### Exercise requirements:
Wherever a line in the records below contains "swatch", copy that line.
___ Information provided
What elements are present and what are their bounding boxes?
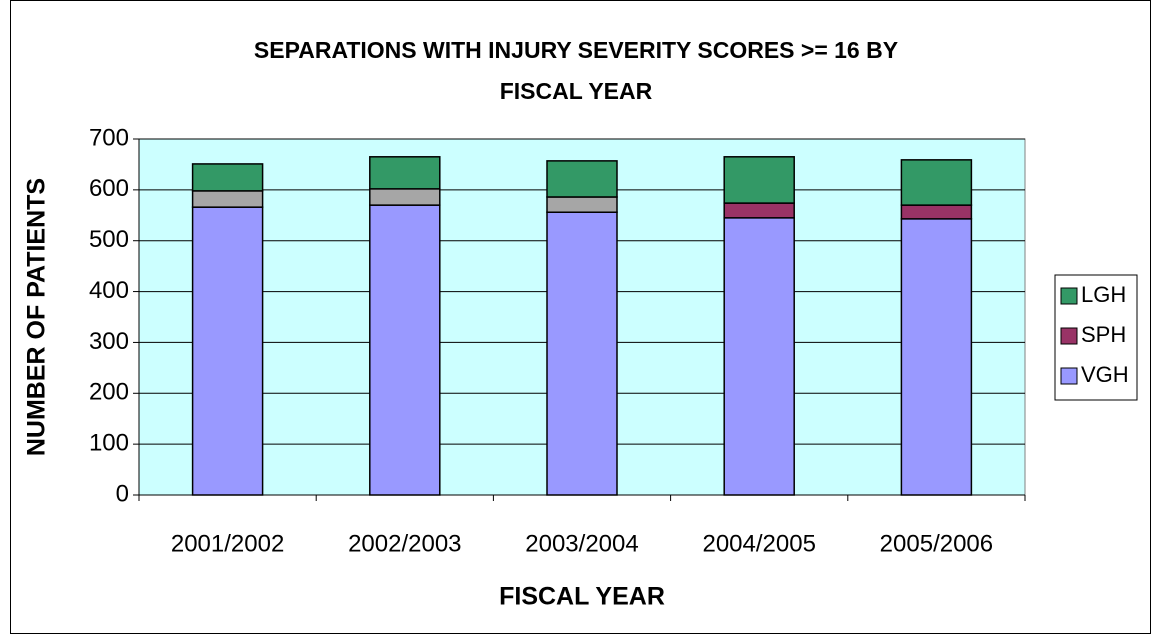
legend-swatch (1060, 367, 1078, 385)
bar-segment (191, 206, 264, 496)
x-tick-label: 2003/2004 (525, 530, 638, 557)
bar-segment (546, 211, 618, 496)
bar-segment (191, 190, 264, 208)
bar-segment (369, 156, 441, 190)
x-tick-label: 2002/2003 (348, 530, 461, 557)
x-tick-label: 2001/2002 (171, 530, 284, 557)
bar-segment (900, 204, 973, 220)
y-tick-label: 100 (89, 429, 129, 456)
chart-title: SEPARATIONS WITH INJURY SEVERITY SCORES … (253, 37, 899, 104)
bar-segment (546, 196, 618, 213)
bar-segment (191, 163, 264, 192)
bar-segment (723, 202, 795, 219)
y-tick-label: 500 (89, 226, 129, 253)
y-tick-label: 200 (89, 379, 129, 406)
y-tick-label: 0 (116, 480, 129, 507)
x-axis-title: FISCAL YEAR (499, 583, 665, 611)
y-tick-label: 400 (89, 277, 129, 304)
y-axis-title: NUMBER OF PATIENTS (23, 178, 51, 456)
legend-label: VGH (1081, 362, 1129, 387)
bar-segment (723, 217, 795, 496)
bar-segment (369, 204, 441, 496)
bar-segment (900, 159, 973, 206)
bar-segment (369, 188, 441, 206)
legend-swatch (1060, 287, 1078, 305)
x-tick-label: 2005/2006 (880, 530, 993, 557)
y-tick-label: 300 (89, 328, 129, 355)
legend-label: SPH (1081, 322, 1126, 347)
y-tick-label: 700 (89, 124, 129, 151)
x-tick-label: 2004/2005 (702, 530, 815, 557)
bar-segment (900, 218, 973, 496)
bar-segment (723, 156, 795, 204)
bar-segment (546, 160, 618, 198)
y-tick-label: 600 (89, 175, 129, 202)
legend-label: LGH (1081, 282, 1126, 307)
legend-swatch (1060, 327, 1078, 345)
______
### Exercise result:
legend-swatch (1060, 367, 1078, 385)
legend-swatch (1060, 287, 1078, 305)
legend-swatch (1060, 327, 1078, 345)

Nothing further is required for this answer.